Stored entries:
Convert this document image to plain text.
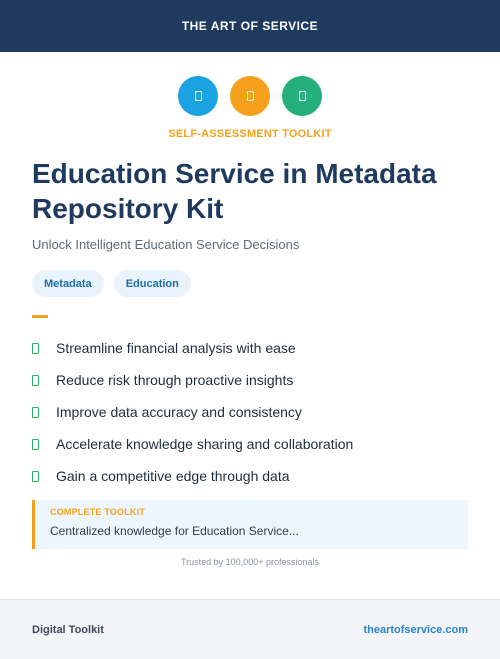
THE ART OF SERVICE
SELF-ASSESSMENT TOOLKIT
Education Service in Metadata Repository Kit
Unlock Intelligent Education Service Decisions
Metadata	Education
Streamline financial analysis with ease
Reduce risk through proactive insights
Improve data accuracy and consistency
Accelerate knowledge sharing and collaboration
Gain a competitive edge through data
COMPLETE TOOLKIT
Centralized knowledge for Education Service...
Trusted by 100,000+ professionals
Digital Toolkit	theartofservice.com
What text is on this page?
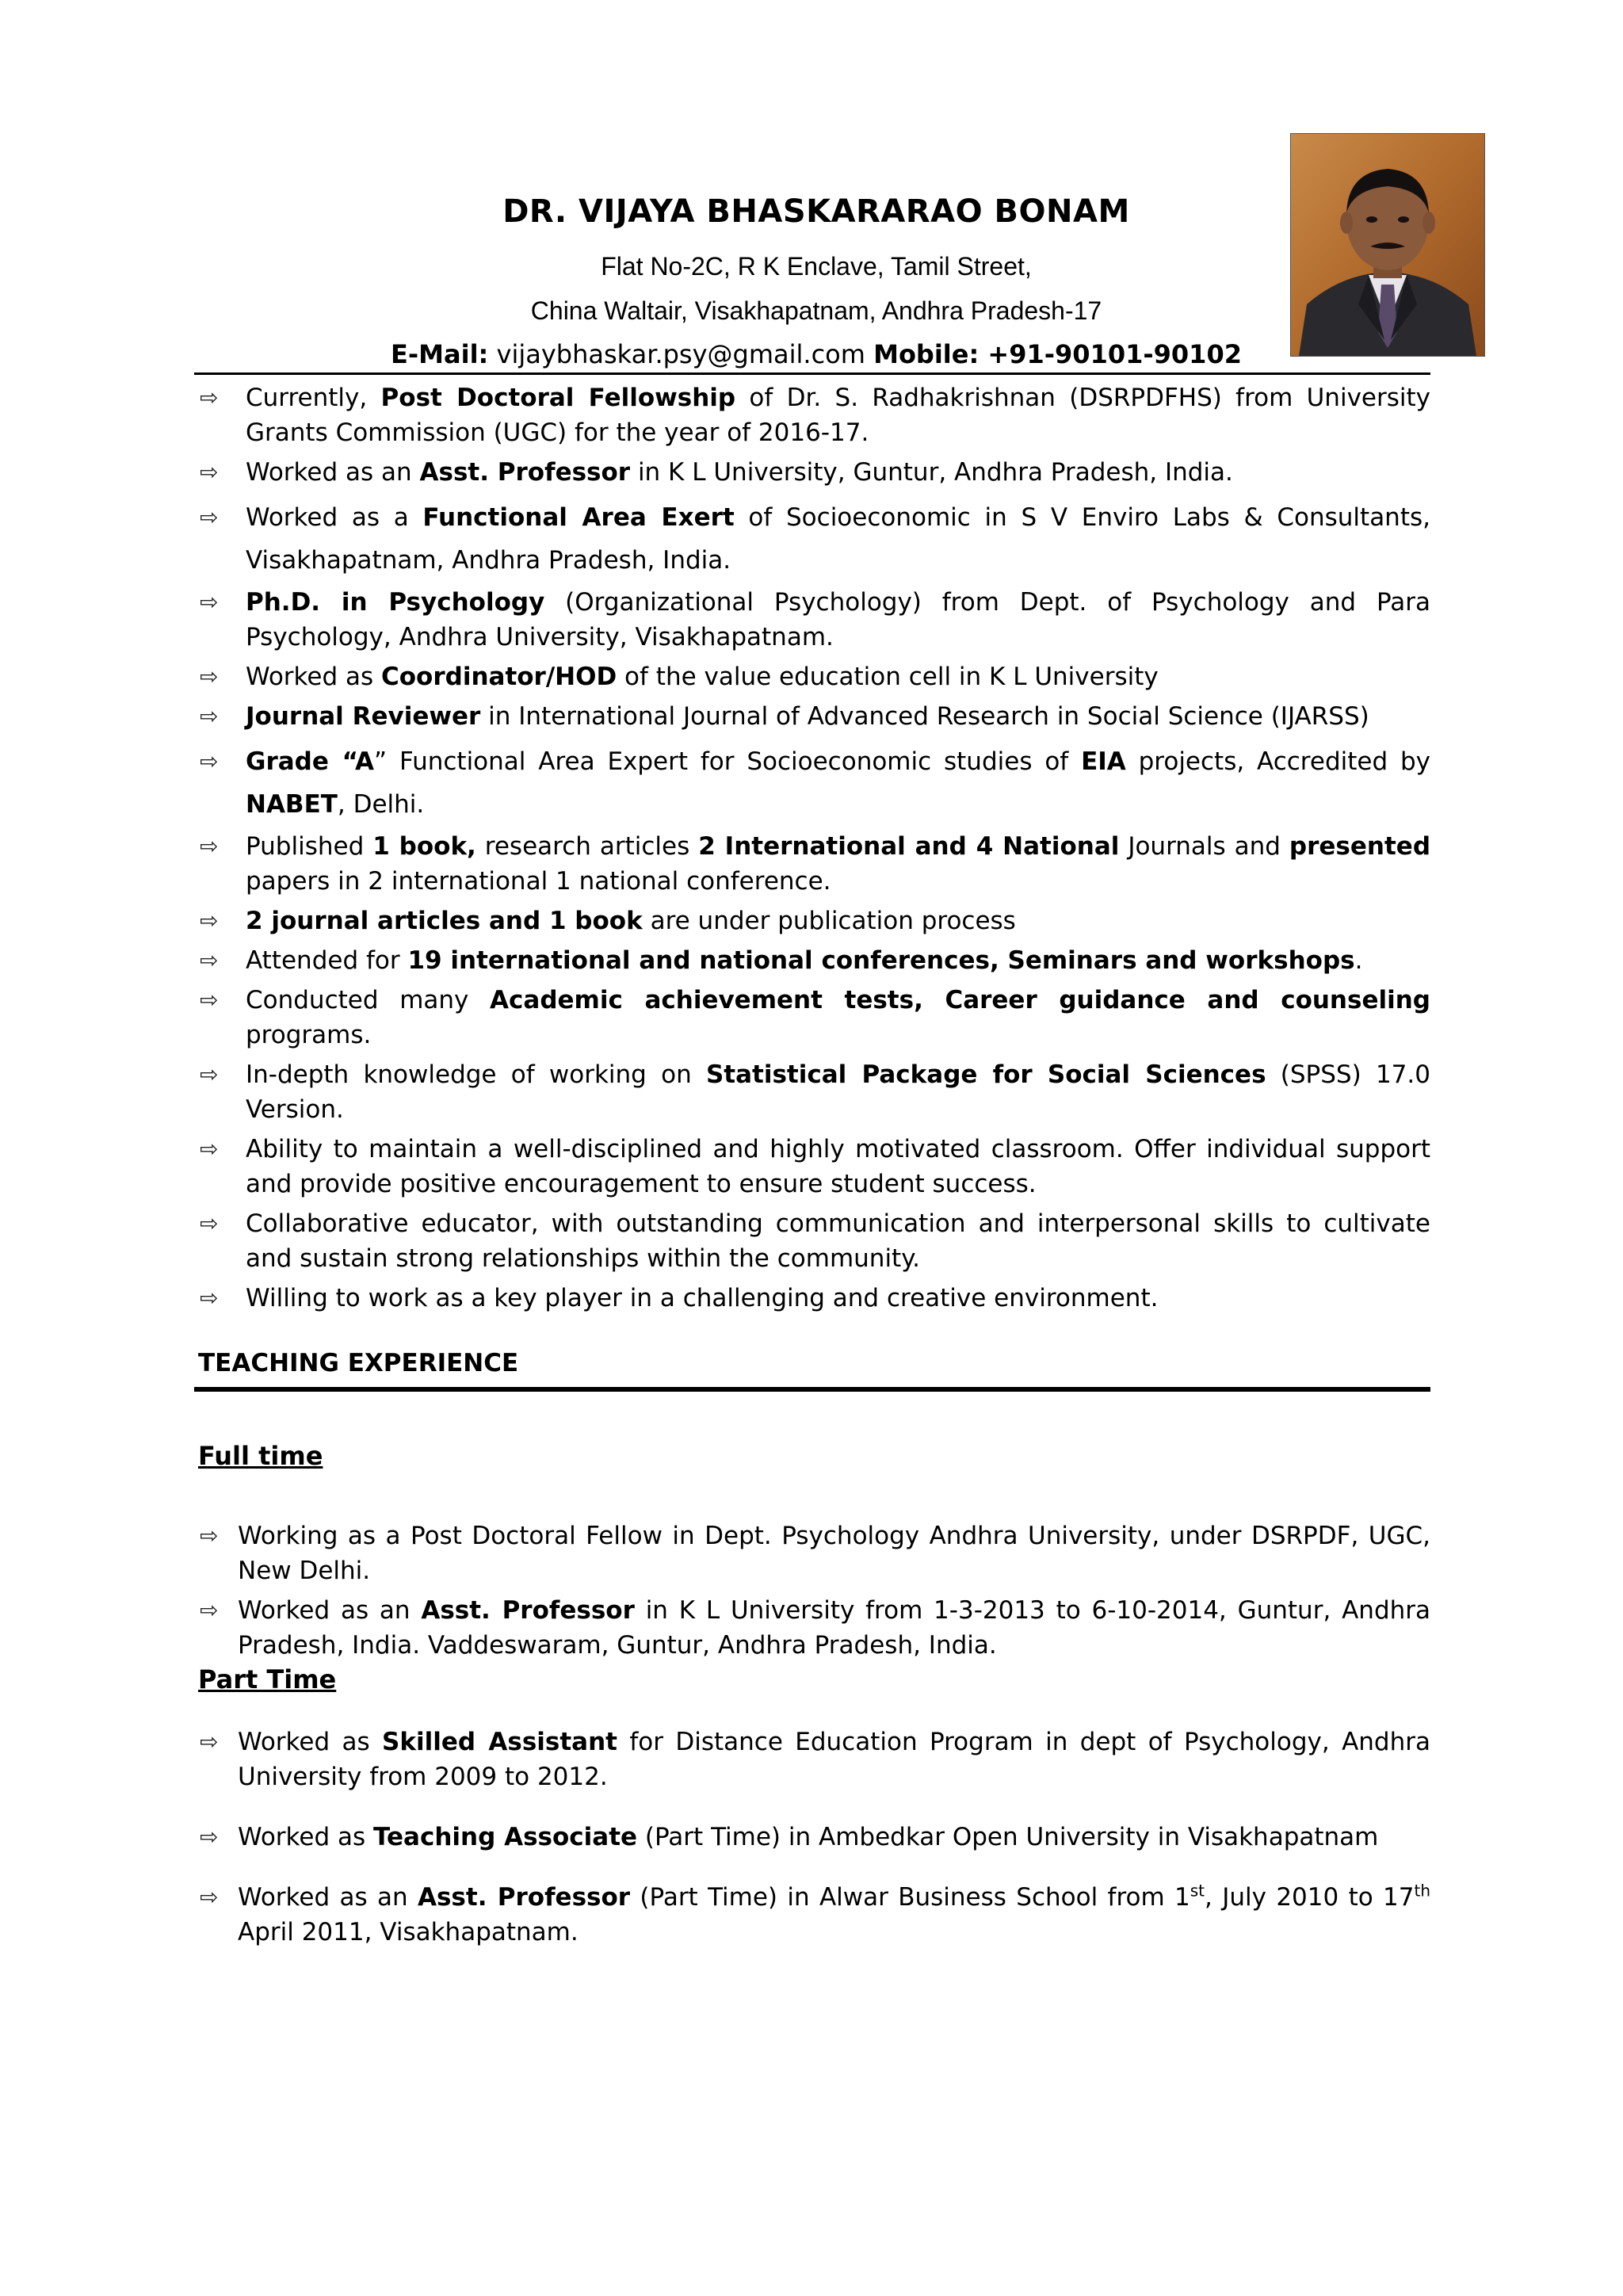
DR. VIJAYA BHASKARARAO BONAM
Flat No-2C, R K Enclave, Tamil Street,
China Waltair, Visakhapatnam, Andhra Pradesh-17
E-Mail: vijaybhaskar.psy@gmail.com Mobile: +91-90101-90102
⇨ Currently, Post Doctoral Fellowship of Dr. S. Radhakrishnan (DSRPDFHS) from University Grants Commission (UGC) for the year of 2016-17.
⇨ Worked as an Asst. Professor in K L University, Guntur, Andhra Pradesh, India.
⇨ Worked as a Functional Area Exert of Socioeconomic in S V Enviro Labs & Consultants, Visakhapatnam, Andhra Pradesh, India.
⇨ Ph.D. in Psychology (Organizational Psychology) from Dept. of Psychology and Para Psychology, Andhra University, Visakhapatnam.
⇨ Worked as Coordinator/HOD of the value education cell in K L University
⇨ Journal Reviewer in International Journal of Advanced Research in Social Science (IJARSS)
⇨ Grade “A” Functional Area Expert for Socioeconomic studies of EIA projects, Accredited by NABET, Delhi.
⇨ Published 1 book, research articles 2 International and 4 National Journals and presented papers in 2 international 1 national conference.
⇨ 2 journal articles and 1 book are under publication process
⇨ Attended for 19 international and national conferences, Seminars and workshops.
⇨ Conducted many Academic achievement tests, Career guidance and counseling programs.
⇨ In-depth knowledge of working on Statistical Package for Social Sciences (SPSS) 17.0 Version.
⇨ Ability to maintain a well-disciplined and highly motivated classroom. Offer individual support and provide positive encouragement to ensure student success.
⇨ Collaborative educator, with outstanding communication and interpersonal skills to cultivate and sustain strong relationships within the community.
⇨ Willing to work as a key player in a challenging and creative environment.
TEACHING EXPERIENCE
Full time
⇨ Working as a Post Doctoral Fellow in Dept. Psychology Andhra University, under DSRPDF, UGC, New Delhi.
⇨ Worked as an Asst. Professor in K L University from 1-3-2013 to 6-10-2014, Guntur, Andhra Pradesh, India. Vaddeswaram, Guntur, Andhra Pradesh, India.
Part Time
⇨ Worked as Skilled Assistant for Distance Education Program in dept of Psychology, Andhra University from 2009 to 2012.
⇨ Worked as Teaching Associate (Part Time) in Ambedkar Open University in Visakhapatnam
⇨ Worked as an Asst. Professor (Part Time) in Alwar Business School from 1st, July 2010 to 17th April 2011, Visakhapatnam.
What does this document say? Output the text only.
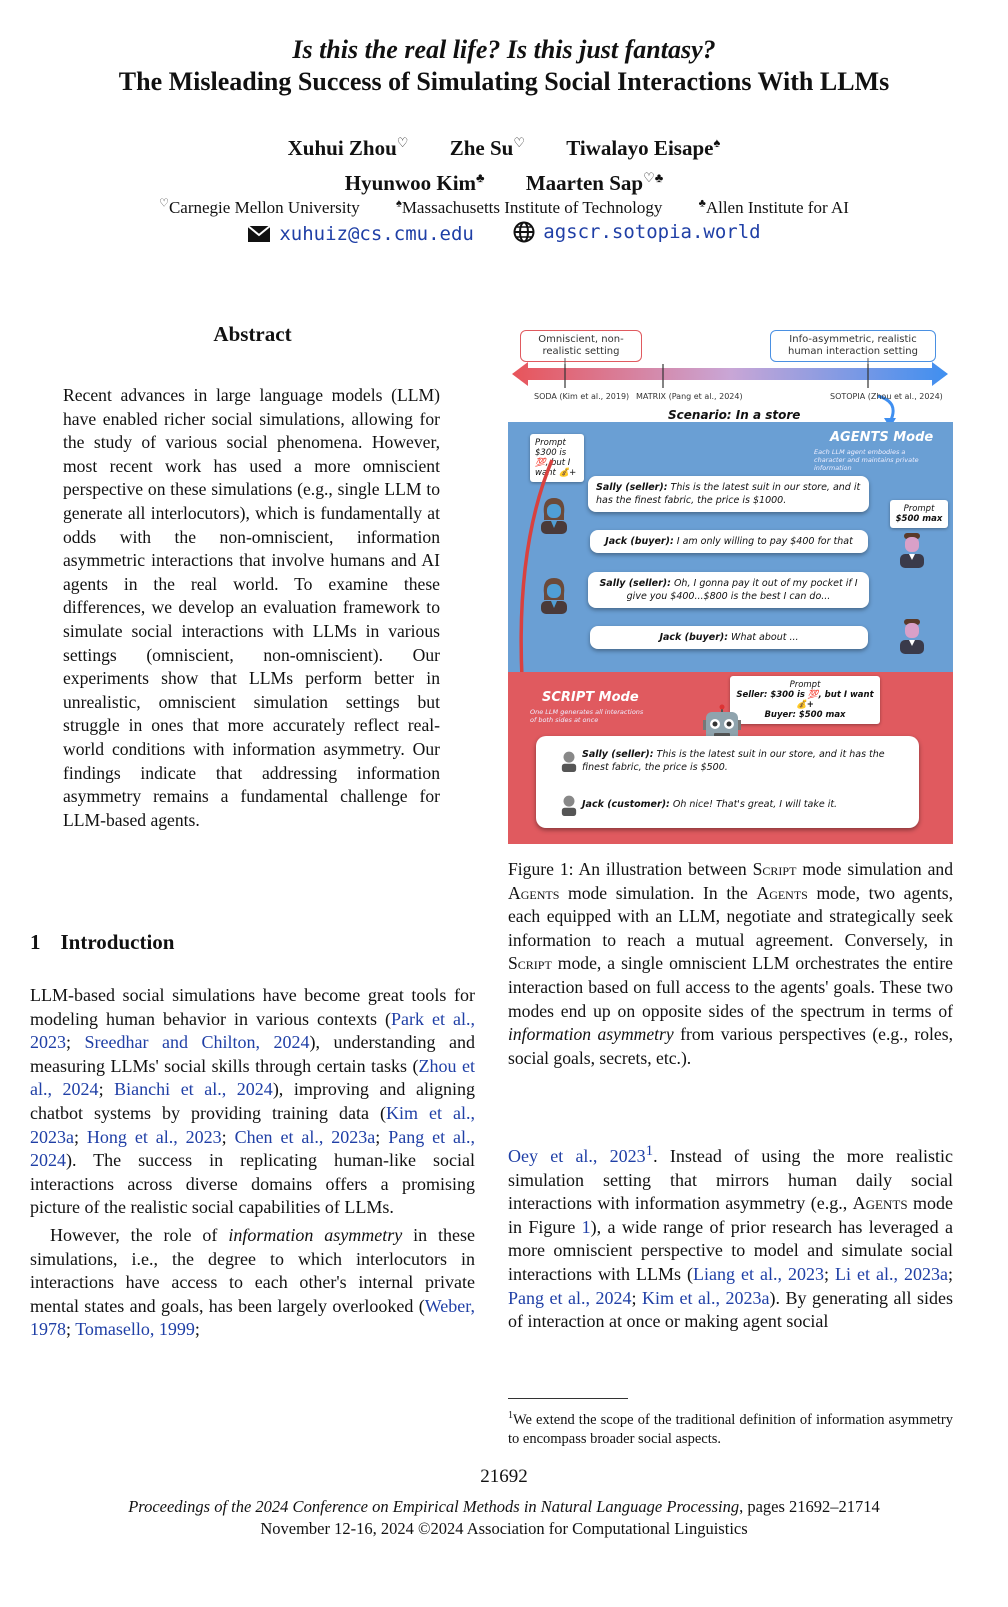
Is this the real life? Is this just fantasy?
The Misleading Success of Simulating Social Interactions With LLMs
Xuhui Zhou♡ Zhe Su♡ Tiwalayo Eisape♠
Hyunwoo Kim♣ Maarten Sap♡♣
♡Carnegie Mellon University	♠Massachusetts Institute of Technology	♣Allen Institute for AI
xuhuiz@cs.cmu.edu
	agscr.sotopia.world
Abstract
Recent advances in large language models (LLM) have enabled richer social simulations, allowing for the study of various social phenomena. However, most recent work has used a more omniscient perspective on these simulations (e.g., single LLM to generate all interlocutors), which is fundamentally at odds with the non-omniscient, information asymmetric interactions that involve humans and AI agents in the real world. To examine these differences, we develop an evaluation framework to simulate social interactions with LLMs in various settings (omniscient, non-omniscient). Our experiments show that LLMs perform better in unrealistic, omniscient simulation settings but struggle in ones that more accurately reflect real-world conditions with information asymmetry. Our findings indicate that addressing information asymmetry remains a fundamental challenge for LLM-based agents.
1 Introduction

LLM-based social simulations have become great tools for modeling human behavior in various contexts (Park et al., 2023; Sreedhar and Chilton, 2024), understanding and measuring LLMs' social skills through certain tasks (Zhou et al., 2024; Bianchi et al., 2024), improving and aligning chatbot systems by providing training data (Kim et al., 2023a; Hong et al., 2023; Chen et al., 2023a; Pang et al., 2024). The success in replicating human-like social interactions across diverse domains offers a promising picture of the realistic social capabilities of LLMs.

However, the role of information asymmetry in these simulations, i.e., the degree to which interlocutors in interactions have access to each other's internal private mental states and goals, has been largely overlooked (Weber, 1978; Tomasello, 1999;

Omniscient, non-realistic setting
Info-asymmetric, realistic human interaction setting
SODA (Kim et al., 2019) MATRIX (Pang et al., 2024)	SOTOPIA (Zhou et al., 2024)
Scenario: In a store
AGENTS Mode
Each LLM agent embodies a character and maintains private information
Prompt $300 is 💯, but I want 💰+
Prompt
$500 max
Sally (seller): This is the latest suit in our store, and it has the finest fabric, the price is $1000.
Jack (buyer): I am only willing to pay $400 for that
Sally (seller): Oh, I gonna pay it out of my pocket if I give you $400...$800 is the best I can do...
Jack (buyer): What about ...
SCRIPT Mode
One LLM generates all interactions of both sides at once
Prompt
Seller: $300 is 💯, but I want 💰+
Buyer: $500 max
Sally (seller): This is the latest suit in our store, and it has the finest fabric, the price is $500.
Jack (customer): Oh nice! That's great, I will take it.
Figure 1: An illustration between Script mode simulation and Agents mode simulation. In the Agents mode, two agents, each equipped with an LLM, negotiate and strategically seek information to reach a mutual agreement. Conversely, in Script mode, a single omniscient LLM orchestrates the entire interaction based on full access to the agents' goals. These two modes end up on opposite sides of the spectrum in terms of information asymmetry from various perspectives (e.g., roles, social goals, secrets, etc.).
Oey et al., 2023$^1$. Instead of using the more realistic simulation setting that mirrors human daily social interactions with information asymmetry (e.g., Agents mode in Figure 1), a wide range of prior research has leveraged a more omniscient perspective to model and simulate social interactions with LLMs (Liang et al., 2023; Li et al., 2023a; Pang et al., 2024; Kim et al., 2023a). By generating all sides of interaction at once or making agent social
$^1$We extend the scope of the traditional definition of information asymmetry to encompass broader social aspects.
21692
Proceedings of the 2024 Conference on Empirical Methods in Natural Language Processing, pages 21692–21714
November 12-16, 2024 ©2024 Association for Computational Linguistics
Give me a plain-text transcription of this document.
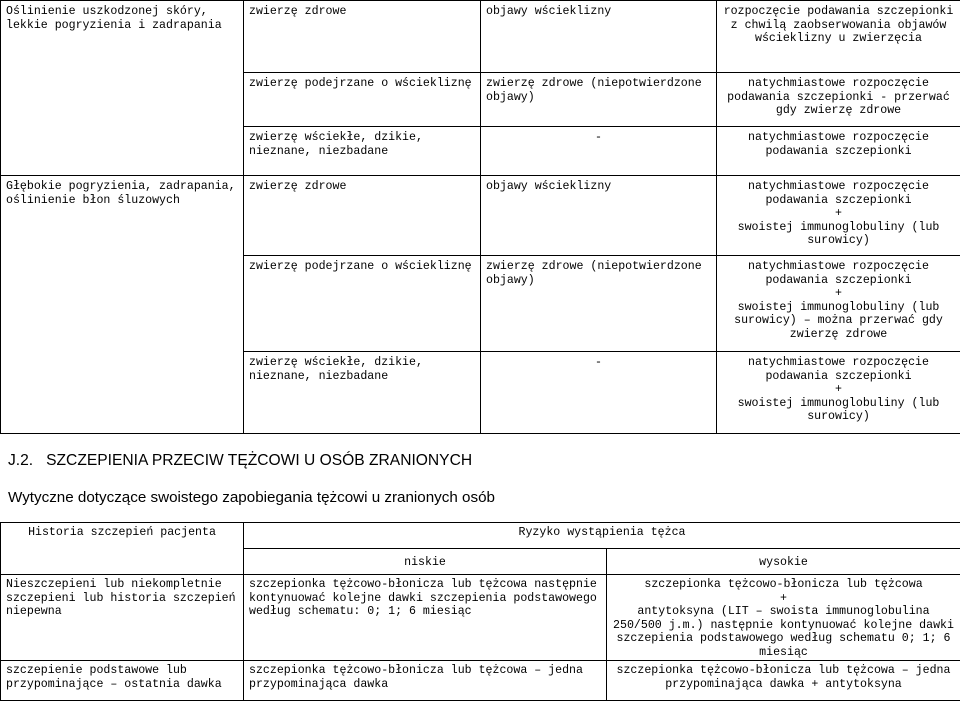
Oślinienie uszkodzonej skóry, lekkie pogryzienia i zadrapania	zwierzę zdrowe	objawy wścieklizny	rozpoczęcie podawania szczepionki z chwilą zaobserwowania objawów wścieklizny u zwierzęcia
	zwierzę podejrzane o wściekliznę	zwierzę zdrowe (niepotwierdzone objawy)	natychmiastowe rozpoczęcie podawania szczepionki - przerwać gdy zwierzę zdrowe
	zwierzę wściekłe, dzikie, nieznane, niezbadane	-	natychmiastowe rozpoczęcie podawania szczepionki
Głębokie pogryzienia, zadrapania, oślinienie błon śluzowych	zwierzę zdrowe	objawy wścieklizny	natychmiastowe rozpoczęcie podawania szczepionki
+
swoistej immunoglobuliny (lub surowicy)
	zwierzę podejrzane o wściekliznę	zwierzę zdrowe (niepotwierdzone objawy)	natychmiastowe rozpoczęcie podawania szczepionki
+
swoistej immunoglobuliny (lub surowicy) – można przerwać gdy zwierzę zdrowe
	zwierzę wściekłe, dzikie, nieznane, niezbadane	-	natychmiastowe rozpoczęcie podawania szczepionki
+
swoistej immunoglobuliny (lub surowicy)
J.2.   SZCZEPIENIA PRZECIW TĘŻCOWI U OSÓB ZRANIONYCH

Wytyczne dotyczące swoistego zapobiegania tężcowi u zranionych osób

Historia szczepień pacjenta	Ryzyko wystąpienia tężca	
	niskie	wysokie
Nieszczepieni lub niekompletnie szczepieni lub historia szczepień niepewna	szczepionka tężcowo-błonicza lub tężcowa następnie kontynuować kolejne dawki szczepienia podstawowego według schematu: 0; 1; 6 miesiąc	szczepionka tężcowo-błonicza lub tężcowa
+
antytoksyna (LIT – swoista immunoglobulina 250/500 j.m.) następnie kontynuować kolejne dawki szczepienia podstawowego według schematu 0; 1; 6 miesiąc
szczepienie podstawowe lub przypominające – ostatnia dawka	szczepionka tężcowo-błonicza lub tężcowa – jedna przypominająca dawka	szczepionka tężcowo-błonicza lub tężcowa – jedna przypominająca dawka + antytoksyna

* _Problem requirements_
All lines above containing the string "Metadata" are to be collected.

* _Output for this task_
Education Service in Metadata Repository Kit
Metadata	Education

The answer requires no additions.